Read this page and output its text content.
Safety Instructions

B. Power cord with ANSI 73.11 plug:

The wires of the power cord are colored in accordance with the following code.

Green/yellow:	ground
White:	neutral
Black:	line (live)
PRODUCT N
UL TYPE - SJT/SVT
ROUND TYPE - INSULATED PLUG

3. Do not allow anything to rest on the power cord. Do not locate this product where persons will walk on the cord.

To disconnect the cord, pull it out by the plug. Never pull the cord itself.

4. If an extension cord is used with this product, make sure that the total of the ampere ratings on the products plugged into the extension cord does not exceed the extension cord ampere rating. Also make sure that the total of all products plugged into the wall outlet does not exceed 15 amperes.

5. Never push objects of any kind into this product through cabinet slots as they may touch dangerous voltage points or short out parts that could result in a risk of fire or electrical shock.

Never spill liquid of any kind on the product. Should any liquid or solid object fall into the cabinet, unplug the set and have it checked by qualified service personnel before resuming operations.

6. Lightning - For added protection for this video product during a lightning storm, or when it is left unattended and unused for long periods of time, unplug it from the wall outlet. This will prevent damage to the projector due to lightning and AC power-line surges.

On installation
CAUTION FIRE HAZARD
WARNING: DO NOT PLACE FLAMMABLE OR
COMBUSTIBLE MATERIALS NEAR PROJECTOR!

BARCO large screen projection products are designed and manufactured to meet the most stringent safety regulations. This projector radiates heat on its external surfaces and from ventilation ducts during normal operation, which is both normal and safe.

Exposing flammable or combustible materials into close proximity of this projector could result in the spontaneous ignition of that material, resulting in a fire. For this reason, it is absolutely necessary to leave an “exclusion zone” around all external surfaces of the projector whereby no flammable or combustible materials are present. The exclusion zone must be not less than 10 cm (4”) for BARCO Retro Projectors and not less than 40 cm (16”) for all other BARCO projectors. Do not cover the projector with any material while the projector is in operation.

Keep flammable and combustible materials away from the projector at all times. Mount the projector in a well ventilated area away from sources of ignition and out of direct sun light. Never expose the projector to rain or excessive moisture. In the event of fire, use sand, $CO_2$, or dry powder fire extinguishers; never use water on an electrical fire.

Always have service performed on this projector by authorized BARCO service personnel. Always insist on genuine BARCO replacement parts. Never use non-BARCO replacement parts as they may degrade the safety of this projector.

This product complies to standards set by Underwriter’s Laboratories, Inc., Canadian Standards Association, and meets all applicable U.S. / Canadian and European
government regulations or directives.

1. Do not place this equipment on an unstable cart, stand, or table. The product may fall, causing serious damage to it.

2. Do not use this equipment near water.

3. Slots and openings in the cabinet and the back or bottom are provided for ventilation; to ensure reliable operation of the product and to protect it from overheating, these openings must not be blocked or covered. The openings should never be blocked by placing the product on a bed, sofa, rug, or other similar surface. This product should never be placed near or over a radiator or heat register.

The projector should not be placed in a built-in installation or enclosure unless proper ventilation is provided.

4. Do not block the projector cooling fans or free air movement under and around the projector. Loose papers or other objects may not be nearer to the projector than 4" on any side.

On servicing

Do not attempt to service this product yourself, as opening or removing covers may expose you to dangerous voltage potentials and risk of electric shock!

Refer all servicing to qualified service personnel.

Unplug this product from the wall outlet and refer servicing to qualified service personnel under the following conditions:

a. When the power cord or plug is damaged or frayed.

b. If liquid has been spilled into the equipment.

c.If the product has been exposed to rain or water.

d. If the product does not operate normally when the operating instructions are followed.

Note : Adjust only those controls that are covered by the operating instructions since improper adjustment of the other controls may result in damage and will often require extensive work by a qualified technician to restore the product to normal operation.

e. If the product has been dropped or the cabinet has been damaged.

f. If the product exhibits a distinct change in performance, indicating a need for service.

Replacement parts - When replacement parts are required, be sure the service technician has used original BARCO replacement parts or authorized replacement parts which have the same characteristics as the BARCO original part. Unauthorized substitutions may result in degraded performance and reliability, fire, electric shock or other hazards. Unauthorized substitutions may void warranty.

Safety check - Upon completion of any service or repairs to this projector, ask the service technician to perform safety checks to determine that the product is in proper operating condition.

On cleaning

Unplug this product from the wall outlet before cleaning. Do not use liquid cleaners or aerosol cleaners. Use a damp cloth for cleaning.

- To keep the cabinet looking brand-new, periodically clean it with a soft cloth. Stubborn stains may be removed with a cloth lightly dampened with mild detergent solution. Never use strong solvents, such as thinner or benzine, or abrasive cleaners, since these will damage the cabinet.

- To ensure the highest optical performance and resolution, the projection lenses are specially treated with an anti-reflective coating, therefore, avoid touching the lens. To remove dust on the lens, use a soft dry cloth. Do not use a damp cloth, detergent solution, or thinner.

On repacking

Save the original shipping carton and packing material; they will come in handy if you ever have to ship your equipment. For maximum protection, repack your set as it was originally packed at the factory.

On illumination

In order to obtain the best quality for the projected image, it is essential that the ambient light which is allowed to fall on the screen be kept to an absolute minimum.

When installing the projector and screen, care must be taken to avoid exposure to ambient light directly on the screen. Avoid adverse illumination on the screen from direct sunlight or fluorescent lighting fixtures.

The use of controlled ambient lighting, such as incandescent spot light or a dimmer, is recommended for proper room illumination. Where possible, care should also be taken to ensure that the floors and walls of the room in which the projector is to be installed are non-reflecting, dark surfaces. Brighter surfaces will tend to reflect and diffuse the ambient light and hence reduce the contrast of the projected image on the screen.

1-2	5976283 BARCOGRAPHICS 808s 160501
————
* Exercise aim: Print every record exactly as it was given.

* Response to the exercise:
Read this page and output its text content.
Safety Instructions

B. Power cord with ANSI 73.11 plug:

The wires of the power cord are colored in accordance with the following code.

Green/yellow:	ground
White:	neutral
Black:	line (live)
PRODUCT N
UL TYPE - SJT/SVT
ROUND TYPE - INSULATED PLUG

3. Do not allow anything to rest on the power cord. Do not locate this product where persons will walk on the cord.

To disconnect the cord, pull it out by the plug. Never pull the cord itself.

4. If an extension cord is used with this product, make sure that the total of the ampere ratings on the products plugged into the extension cord does not exceed the extension cord ampere rating. Also make sure that the total of all products plugged into the wall outlet does not exceed 15 amperes.

5. Never push objects of any kind into this product through cabinet slots as they may touch dangerous voltage points or short out parts that could result in a risk of fire or electrical shock.

Never spill liquid of any kind on the product. Should any liquid or solid object fall into the cabinet, unplug the set and have it checked by qualified service personnel before resuming operations.

6. Lightning - For added protection for this video product during a lightning storm, or when it is left unattended and unused for long periods of time, unplug it from the wall outlet. This will prevent damage to the projector due to lightning and AC power-line surges.

On installation
CAUTION FIRE HAZARD
WARNING: DO NOT PLACE FLAMMABLE OR
COMBUSTIBLE MATERIALS NEAR PROJECTOR!

BARCO large screen projection products are designed and manufactured to meet the most stringent safety regulations. This projector radiates heat on its external surfaces and from ventilation ducts during normal operation, which is both normal and safe.

Exposing flammable or combustible materials into close proximity of this projector could result in the spontaneous ignition of that material, resulting in a fire. For this reason, it is absolutely necessary to leave an “exclusion zone” around all external surfaces of the projector whereby no flammable or combustible materials are present. The exclusion zone must be not less than 10 cm (4”) for BARCO Retro Projectors and not less than 40 cm (16”) for all other BARCO projectors. Do not cover the projector with any material while the projector is in operation.

Keep flammable and combustible materials away from the projector at all times. Mount the projector in a well ventilated area away from sources of ignition and out of direct sun light. Never expose the projector to rain or excessive moisture. In the event of fire, use sand, $CO_2$, or dry powder fire extinguishers; never use water on an electrical fire.

Always have service performed on this projector by authorized BARCO service personnel. Always insist on genuine BARCO replacement parts. Never use non-BARCO replacement parts as they may degrade the safety of this projector.

This product complies to standards set by Underwriter’s Laboratories, Inc., Canadian Standards Association, and meets all applicable U.S. / Canadian and European
government regulations or directives.

1. Do not place this equipment on an unstable cart, stand, or table. The product may fall, causing serious damage to it.

2. Do not use this equipment near water.

3. Slots and openings in the cabinet and the back or bottom are provided for ventilation; to ensure reliable operation of the product and to protect it from overheating, these openings must not be blocked or covered. The openings should never be blocked by placing the product on a bed, sofa, rug, or other similar surface. This product should never be placed near or over a radiator or heat register.

The projector should not be placed in a built-in installation or enclosure unless proper ventilation is provided.

4. Do not block the projector cooling fans or free air movement under and around the projector. Loose papers or other objects may not be nearer to the projector than 4" on any side.

On servicing

Do not attempt to service this product yourself, as opening or removing covers may expose you to dangerous voltage potentials and risk of electric shock!

Refer all servicing to qualified service personnel.

Unplug this product from the wall outlet and refer servicing to qualified service personnel under the following conditions:

a. When the power cord or plug is damaged or frayed.

b. If liquid has been spilled into the equipment.

c.If the product has been exposed to rain or water.

d. If the product does not operate normally when the operating instructions are followed.

Note : Adjust only those controls that are covered by the operating instructions since improper adjustment of the other controls may result in damage and will often require extensive work by a qualified technician to restore the product to normal operation.

e. If the product has been dropped or the cabinet has been damaged.

f. If the product exhibits a distinct change in performance, indicating a need for service.

Replacement parts - When replacement parts are required, be sure the service technician has used original BARCO replacement parts or authorized replacement parts which have the same characteristics as the BARCO original part. Unauthorized substitutions may result in degraded performance and reliability, fire, electric shock or other hazards. Unauthorized substitutions may void warranty.

Safety check - Upon completion of any service or repairs to this projector, ask the service technician to perform safety checks to determine that the product is in proper operating condition.

On cleaning

Unplug this product from the wall outlet before cleaning. Do not use liquid cleaners or aerosol cleaners. Use a damp cloth for cleaning.

- To keep the cabinet looking brand-new, periodically clean it with a soft cloth. Stubborn stains may be removed with a cloth lightly dampened with mild detergent solution. Never use strong solvents, such as thinner or benzine, or abrasive cleaners, since these will damage the cabinet.

- To ensure the highest optical performance and resolution, the projection lenses are specially treated with an anti-reflective coating, therefore, avoid touching the lens. To remove dust on the lens, use a soft dry cloth. Do not use a damp cloth, detergent solution, or thinner.

On repacking

Save the original shipping carton and packing material; they will come in handy if you ever have to ship your equipment. For maximum protection, repack your set as it was originally packed at the factory.

On illumination

In order to obtain the best quality for the projected image, it is essential that the ambient light which is allowed to fall on the screen be kept to an absolute minimum.

When installing the projector and screen, care must be taken to avoid exposure to ambient light directly on the screen. Avoid adverse illumination on the screen from direct sunlight or fluorescent lighting fixtures.

The use of controlled ambient lighting, such as incandescent spot light or a dimmer, is recommended for proper room illumination. Where possible, care should also be taken to ensure that the floors and walls of the room in which the projector is to be installed are non-reflecting, dark surfaces. Brighter surfaces will tend to reflect and diffuse the ambient light and hence reduce the contrast of the projected image on the screen.

1-2	5976283 BARCOGRAPHICS 808s 160501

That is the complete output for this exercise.